-- begin Data for the task --

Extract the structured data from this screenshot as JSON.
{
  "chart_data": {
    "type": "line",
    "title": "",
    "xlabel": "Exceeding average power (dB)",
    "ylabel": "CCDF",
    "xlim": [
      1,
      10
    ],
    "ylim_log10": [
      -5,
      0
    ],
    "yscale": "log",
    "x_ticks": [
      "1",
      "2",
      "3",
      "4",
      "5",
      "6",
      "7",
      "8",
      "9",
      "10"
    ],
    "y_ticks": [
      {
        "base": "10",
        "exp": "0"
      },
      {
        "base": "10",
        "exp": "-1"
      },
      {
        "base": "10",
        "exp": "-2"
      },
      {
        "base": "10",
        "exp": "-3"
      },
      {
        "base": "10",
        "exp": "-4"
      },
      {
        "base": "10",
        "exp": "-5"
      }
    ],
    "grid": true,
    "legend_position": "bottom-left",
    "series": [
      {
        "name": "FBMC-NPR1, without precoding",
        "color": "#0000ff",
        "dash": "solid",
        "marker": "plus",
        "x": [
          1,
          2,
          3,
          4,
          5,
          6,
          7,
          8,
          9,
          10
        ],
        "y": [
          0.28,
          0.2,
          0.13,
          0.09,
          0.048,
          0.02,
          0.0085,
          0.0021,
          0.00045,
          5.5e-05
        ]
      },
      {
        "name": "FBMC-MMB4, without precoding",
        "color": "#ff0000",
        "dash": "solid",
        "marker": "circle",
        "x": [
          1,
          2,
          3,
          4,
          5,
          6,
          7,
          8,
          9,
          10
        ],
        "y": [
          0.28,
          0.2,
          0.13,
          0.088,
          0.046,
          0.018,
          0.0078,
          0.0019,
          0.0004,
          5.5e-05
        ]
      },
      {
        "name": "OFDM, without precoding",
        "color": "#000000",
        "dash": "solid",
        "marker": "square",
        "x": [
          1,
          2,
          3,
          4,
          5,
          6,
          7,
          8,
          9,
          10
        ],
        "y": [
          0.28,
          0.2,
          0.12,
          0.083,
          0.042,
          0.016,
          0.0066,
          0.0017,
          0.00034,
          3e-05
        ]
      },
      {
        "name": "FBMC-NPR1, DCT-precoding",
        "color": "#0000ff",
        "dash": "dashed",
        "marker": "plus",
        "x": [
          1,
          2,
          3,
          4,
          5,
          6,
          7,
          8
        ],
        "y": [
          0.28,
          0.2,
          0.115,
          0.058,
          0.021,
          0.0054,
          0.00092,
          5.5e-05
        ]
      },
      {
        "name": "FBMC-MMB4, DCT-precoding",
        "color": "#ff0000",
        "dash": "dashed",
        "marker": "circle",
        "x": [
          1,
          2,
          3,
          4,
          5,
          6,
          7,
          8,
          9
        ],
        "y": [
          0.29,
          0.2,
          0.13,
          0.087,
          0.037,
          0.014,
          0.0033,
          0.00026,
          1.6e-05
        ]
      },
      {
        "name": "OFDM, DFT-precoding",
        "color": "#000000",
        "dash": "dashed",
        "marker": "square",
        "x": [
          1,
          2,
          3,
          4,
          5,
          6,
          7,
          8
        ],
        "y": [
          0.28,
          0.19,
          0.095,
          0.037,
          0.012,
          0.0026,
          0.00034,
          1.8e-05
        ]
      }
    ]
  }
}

-- end Data for the task --

- [Exercise objective]:
Looking back at the lines above, state how many contain the word "OFDM", and supply nothing besides the number.

- [The response]:
2